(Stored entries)
§

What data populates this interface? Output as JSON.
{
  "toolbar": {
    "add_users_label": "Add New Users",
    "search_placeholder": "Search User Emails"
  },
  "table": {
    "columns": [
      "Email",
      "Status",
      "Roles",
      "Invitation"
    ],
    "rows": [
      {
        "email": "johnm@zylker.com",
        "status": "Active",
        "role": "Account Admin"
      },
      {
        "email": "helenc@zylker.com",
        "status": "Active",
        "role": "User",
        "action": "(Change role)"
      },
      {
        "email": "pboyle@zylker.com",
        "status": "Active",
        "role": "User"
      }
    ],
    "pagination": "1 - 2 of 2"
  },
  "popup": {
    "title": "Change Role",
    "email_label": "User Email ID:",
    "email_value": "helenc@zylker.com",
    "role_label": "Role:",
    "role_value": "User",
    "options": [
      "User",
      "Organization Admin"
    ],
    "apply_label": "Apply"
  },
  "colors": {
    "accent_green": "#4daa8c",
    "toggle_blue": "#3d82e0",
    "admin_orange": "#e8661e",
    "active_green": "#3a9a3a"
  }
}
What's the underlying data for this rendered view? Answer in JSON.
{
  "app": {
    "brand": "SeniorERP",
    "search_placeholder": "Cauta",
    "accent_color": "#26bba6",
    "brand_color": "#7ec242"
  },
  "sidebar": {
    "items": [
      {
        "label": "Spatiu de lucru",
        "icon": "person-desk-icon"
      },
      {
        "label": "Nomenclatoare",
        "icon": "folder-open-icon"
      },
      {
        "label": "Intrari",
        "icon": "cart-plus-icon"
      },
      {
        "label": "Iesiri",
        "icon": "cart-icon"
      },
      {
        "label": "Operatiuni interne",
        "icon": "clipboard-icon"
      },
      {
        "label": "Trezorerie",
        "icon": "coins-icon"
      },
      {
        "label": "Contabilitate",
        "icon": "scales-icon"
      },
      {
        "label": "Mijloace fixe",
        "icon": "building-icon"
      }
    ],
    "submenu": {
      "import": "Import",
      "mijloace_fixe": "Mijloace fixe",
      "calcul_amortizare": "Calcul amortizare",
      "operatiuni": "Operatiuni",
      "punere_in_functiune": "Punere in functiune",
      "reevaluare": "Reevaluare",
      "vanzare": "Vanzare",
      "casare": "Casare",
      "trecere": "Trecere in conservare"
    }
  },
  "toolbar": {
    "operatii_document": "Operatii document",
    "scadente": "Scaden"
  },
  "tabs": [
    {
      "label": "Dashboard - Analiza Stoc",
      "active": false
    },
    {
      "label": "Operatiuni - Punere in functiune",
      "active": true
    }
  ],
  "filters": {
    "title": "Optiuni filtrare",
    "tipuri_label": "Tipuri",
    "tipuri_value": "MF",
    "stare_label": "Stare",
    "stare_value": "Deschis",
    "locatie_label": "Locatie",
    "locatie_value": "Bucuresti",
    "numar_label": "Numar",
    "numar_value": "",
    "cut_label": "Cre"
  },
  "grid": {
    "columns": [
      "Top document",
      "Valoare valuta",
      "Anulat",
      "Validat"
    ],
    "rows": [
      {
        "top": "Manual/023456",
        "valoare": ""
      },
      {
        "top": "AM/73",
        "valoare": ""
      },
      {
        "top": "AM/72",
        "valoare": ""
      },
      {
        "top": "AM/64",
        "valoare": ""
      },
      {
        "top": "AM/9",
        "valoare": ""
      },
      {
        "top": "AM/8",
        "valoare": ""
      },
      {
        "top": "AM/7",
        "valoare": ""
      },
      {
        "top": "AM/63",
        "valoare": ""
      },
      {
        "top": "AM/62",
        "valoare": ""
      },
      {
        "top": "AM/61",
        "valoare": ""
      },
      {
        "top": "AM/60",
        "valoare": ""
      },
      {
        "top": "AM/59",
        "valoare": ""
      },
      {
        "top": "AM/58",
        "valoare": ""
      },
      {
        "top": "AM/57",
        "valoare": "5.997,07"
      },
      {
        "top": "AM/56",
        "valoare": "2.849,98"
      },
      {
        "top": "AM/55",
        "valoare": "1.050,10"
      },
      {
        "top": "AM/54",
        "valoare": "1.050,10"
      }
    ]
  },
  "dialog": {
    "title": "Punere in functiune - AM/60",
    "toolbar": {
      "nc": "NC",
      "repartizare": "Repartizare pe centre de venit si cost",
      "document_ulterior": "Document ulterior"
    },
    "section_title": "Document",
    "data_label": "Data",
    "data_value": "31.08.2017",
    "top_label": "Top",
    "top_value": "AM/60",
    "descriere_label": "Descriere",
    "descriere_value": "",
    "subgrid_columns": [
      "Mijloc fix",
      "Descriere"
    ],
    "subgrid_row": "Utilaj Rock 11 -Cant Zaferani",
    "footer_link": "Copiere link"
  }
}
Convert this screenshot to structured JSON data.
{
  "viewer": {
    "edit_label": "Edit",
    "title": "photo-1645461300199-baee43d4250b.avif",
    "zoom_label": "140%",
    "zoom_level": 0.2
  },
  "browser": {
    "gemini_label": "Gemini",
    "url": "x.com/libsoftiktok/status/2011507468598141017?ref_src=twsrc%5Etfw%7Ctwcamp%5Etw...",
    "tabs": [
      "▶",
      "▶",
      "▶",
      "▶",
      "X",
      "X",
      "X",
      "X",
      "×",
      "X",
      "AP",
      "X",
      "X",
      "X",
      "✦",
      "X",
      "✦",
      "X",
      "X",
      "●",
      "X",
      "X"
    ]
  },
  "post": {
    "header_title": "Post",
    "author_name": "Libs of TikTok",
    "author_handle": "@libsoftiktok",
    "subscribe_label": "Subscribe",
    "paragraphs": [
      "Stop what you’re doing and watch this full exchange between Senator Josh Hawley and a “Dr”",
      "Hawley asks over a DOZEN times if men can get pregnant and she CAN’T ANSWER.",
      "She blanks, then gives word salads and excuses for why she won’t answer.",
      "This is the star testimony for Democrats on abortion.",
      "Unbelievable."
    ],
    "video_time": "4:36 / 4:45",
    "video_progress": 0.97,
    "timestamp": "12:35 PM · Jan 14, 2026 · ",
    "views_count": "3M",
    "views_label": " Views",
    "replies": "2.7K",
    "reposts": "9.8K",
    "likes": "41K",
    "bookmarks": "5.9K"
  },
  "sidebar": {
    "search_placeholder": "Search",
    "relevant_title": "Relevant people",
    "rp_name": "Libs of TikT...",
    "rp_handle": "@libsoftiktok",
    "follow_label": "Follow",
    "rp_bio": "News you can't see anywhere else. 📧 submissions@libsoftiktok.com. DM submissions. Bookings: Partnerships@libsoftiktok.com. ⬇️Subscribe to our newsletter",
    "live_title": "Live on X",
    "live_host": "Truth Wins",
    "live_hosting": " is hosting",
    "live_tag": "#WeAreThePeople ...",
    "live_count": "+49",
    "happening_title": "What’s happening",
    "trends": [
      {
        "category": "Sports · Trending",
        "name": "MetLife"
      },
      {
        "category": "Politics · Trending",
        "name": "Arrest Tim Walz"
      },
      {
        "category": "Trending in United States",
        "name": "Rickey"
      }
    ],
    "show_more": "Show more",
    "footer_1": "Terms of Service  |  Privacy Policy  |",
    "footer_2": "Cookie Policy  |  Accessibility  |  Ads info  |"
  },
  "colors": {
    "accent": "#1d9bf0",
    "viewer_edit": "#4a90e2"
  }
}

§

Wherever "Operatiuni" shows up in a line, copy that line.

*Task output*
        "label": "Operatiuni interne",
      "operatiuni": "Operatiuni",
      "label": "Operatiuni - Punere in functiune",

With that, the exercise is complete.